# Exercise
Each entry below is to be duplicated verbatim.

Collected data:
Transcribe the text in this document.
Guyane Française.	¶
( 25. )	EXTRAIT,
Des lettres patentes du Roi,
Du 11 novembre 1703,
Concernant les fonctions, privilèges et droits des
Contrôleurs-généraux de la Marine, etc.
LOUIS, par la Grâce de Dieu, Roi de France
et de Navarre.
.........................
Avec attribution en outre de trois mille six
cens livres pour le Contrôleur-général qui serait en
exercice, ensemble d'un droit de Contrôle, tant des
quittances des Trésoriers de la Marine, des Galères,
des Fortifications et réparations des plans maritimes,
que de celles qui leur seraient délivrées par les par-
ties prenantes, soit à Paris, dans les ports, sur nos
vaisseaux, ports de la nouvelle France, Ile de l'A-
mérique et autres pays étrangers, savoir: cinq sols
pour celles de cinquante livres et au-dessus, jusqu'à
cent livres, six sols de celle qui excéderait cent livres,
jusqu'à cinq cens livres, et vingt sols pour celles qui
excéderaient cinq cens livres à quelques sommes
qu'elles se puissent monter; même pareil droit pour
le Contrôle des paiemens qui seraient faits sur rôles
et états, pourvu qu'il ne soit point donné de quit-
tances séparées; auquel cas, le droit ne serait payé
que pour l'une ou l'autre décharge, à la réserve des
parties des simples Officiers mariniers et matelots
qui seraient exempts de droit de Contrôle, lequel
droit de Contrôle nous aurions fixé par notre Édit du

# Task response
Transcribe the text in this document.
Guyane Française.	¶
( 25. )	EXTRAIT,
Des lettres patentes du Roi,
Du 11 novembre 1703,
Concernant les fonctions, privilèges et droits des
Contrôleurs-généraux de la Marine, etc.
LOUIS, par la Grâce de Dieu, Roi de France
et de Navarre.
.........................
Avec attribution en outre de trois mille six
cens livres pour le Contrôleur-général qui serait en
exercice, ensemble d'un droit de Contrôle, tant des
quittances des Trésoriers de la Marine, des Galères,
des Fortifications et réparations des plans maritimes,
que de celles qui leur seraient délivrées par les par-
ties prenantes, soit à Paris, dans les ports, sur nos
vaisseaux, ports de la nouvelle France, Ile de l'A-
mérique et autres pays étrangers, savoir: cinq sols
pour celles de cinquante livres et au-dessus, jusqu'à
cent livres, six sols de celle qui excéderait cent livres,
jusqu'à cinq cens livres, et vingt sols pour celles qui
excéderaient cinq cens livres à quelques sommes
qu'elles se puissent monter; même pareil droit pour
le Contrôle des paiemens qui seraient faits sur rôles
et états, pourvu qu'il ne soit point donné de quit-
tances séparées; auquel cas, le droit ne serait payé
que pour l'une ou l'autre décharge, à la réserve des
parties des simples Officiers mariniers et matelots
qui seraient exempts de droit de Contrôle, lequel
droit de Contrôle nous aurions fixé par notre Édit du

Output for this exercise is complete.